## Records to process

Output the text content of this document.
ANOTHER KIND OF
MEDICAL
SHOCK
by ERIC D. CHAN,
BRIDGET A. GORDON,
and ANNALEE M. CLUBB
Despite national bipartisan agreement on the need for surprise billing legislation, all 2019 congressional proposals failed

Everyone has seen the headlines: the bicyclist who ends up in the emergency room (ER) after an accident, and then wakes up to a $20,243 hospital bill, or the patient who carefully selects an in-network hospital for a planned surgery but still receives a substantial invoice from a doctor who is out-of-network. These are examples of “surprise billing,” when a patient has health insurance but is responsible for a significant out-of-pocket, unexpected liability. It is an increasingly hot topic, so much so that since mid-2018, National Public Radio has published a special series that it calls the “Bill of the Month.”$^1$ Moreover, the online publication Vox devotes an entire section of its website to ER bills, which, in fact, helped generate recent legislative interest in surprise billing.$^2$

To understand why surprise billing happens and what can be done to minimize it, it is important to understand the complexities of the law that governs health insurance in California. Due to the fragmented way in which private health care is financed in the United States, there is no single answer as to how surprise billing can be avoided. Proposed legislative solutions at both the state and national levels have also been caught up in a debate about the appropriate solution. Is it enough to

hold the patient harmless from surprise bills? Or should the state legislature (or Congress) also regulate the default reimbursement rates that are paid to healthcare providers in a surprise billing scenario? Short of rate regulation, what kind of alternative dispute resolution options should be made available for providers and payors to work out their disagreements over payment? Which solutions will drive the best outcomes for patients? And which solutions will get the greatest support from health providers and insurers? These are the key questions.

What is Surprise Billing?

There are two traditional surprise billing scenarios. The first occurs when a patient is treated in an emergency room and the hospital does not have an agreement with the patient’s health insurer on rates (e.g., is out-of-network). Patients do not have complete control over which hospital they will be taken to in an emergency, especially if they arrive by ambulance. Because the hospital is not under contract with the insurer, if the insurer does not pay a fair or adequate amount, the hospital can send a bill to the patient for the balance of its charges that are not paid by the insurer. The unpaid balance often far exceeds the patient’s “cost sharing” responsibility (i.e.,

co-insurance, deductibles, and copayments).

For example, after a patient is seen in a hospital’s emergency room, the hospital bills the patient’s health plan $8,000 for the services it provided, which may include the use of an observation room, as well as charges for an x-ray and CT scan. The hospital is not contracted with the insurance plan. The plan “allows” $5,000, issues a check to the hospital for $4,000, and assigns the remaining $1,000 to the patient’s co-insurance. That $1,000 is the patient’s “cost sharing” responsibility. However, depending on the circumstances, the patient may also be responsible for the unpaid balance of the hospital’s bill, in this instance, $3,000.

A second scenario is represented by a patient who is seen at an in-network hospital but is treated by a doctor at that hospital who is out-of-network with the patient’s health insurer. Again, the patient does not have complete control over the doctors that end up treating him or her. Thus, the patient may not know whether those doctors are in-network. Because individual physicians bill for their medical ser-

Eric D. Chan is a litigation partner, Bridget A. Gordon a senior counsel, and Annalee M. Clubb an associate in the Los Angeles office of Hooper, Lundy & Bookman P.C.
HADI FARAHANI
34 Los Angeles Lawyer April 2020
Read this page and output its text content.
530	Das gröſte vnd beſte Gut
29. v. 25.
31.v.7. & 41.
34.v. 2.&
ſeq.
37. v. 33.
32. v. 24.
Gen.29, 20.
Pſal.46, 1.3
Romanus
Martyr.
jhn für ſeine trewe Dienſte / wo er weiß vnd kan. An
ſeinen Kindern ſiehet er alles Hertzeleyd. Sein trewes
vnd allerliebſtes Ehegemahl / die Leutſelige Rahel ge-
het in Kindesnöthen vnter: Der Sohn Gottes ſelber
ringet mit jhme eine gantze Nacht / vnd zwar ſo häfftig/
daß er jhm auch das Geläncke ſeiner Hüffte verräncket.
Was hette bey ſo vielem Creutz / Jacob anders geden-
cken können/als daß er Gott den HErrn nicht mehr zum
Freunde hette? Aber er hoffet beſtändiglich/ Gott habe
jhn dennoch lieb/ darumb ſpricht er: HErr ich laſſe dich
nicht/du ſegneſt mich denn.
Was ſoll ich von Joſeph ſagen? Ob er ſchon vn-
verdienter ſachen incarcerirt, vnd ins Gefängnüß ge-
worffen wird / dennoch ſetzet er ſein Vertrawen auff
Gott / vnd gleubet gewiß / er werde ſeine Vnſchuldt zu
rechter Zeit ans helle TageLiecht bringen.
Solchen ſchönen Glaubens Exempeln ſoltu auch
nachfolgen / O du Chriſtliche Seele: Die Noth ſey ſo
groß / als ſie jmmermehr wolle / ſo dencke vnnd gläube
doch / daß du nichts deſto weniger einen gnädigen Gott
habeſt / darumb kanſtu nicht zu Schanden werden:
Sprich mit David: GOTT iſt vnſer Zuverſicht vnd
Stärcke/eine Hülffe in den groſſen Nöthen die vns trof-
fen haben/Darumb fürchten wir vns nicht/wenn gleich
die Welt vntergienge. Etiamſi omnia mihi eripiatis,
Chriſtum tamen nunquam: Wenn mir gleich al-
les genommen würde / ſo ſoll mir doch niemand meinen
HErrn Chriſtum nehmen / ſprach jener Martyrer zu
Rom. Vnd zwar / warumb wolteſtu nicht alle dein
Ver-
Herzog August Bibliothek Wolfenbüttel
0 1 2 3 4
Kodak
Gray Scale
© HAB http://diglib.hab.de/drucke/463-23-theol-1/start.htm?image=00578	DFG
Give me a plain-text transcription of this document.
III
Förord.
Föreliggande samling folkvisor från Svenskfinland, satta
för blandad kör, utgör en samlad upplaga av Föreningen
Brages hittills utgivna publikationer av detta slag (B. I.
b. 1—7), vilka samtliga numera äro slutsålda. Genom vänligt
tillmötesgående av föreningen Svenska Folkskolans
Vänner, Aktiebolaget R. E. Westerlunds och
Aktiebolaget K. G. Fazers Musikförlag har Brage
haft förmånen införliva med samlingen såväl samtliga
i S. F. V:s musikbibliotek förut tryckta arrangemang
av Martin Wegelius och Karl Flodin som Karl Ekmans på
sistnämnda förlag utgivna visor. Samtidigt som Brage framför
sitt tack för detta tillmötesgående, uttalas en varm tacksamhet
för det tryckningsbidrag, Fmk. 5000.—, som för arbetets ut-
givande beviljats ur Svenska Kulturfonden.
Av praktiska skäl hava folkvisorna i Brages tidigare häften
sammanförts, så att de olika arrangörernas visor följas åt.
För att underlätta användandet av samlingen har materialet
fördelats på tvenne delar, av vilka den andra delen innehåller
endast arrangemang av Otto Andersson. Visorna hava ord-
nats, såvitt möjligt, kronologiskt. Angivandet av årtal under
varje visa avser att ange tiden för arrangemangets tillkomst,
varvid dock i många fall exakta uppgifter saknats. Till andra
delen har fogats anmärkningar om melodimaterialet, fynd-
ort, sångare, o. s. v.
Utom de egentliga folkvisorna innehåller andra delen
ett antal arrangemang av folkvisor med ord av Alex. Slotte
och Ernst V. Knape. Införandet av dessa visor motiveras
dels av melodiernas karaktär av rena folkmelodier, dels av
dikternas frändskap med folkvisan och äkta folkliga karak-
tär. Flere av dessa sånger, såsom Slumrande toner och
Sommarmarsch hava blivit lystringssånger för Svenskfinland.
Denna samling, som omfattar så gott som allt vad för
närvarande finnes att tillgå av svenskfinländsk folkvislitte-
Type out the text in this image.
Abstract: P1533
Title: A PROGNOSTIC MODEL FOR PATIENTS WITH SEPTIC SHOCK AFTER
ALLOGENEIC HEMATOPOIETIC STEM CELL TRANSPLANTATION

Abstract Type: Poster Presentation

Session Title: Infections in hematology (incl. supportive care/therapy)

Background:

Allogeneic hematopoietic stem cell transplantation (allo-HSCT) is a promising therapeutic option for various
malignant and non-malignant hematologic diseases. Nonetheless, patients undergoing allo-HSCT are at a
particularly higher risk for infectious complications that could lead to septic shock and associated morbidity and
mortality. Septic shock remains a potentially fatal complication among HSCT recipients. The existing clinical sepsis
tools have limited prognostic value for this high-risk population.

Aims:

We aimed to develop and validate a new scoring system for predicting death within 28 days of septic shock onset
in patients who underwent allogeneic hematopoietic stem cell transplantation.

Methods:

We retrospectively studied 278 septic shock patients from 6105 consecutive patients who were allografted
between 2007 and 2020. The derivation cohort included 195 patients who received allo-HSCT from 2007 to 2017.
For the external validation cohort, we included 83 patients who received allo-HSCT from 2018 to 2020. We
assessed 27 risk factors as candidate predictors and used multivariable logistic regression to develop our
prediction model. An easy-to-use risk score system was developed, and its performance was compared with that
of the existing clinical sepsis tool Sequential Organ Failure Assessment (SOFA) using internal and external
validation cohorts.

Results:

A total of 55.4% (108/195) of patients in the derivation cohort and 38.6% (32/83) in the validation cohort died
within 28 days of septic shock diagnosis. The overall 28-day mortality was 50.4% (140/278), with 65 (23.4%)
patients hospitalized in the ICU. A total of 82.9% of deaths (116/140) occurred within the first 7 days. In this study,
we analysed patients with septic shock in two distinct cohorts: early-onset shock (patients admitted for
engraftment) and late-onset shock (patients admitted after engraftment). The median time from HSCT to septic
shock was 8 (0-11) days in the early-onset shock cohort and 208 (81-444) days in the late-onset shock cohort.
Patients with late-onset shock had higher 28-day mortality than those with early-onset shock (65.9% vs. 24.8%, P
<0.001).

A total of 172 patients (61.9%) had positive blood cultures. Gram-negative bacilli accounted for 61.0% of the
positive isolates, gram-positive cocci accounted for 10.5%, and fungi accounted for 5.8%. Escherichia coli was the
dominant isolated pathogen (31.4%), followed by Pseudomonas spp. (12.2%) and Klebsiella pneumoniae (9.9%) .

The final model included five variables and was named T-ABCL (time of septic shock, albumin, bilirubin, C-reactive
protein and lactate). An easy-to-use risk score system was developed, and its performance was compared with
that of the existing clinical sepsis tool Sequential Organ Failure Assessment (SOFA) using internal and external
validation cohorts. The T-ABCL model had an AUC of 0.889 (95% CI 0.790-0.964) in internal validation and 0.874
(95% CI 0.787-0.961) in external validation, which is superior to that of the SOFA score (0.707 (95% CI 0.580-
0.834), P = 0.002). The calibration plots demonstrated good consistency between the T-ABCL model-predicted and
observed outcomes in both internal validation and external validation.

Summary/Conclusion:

## Work instructions
I would like you to report every line in the listing above that contains "text".

## Expected answer
Output the text content of this document.
Read this page and output its text content.
Give me a plain-text transcription of this document.
Type out the text in this image.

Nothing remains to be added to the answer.